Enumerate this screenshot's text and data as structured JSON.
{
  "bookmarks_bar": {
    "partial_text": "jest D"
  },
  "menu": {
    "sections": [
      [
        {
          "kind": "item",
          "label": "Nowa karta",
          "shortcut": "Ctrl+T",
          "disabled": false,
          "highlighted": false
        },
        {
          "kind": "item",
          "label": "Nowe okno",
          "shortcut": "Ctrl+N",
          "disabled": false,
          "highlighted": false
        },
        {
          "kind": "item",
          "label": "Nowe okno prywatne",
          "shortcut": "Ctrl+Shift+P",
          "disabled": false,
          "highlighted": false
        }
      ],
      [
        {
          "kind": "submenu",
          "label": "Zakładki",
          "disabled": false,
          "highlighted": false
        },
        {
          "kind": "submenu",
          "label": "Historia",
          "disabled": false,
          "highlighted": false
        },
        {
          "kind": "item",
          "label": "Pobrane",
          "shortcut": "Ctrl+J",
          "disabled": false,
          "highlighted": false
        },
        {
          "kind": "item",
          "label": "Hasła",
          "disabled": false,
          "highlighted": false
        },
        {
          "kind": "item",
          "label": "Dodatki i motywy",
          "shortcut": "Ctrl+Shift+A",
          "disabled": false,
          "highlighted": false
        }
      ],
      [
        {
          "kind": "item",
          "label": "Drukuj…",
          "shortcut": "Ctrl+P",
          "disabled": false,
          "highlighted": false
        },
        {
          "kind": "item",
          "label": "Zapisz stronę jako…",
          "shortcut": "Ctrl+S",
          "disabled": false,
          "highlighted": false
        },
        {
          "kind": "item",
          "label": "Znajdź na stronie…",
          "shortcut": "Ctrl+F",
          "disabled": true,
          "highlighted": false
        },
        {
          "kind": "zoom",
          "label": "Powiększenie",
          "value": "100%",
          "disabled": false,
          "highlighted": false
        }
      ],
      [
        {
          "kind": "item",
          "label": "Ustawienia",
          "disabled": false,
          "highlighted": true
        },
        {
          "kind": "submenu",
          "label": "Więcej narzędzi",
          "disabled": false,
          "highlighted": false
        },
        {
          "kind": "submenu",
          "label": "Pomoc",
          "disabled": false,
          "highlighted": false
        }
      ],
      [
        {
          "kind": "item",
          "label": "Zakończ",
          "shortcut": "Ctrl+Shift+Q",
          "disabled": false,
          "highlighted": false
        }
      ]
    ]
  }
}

______________________________

◆ What you have to do ◆
Every entry should be output exactly as written, please.

◆ Response to this task ◆
Enumerate this screenshot's text and data as structured JSON.
{
  "bookmarks_bar": {
    "partial_text": "jest D"
  },
  "menu": {
    "sections": [
      [
        {
          "kind": "item",
          "label": "Nowa karta",
          "shortcut": "Ctrl+T",
          "disabled": false,
          "highlighted": false
        },
        {
          "kind": "item",
          "label": "Nowe okno",
          "shortcut": "Ctrl+N",
          "disabled": false,
          "highlighted": false
        },
        {
          "kind": "item",
          "label": "Nowe okno prywatne",
          "shortcut": "Ctrl+Shift+P",
          "disabled": false,
          "highlighted": false
        }
      ],
      [
        {
          "kind": "submenu",
          "label": "Zakładki",
          "disabled": false,
          "highlighted": false
        },
        {
          "kind": "submenu",
          "label": "Historia",
          "disabled": false,
          "highlighted": false
        },
        {
          "kind": "item",
          "label": "Pobrane",
          "shortcut": "Ctrl+J",
          "disabled": false,
          "highlighted": false
        },
        {
          "kind": "item",
          "label": "Hasła",
          "disabled": false,
          "highlighted": false
        },
        {
          "kind": "item",
          "label": "Dodatki i motywy",
          "shortcut": "Ctrl+Shift+A",
          "disabled": false,
          "highlighted": false
        }
      ],
      [
        {
          "kind": "item",
          "label": "Drukuj…",
          "shortcut": "Ctrl+P",
          "disabled": false,
          "highlighted": false
        },
        {
          "kind": "item",
          "label": "Zapisz stronę jako…",
          "shortcut": "Ctrl+S",
          "disabled": false,
          "highlighted": false
        },
        {
          "kind": "item",
          "label": "Znajdź na stronie…",
          "shortcut": "Ctrl+F",
          "disabled": true,
          "highlighted": false
        },
        {
          "kind": "zoom",
          "label": "Powiększenie",
          "value": "100%",
          "disabled": false,
          "highlighted": false
        }
      ],
      [
        {
          "kind": "item",
          "label": "Ustawienia",
          "disabled": false,
          "highlighted": true
        },
        {
          "kind": "submenu",
          "label": "Więcej narzędzi",
          "disabled": false,
          "highlighted": false
        },
        {
          "kind": "submenu",
          "label": "Pomoc",
          "disabled": false,
          "highlighted": false
        }
      ],
      [
        {
          "kind": "item",
          "label": "Zakończ",
          "shortcut": "Ctrl+Shift+Q",
          "disabled": false,
          "highlighted": false
        }
      ]
    ]
  }
}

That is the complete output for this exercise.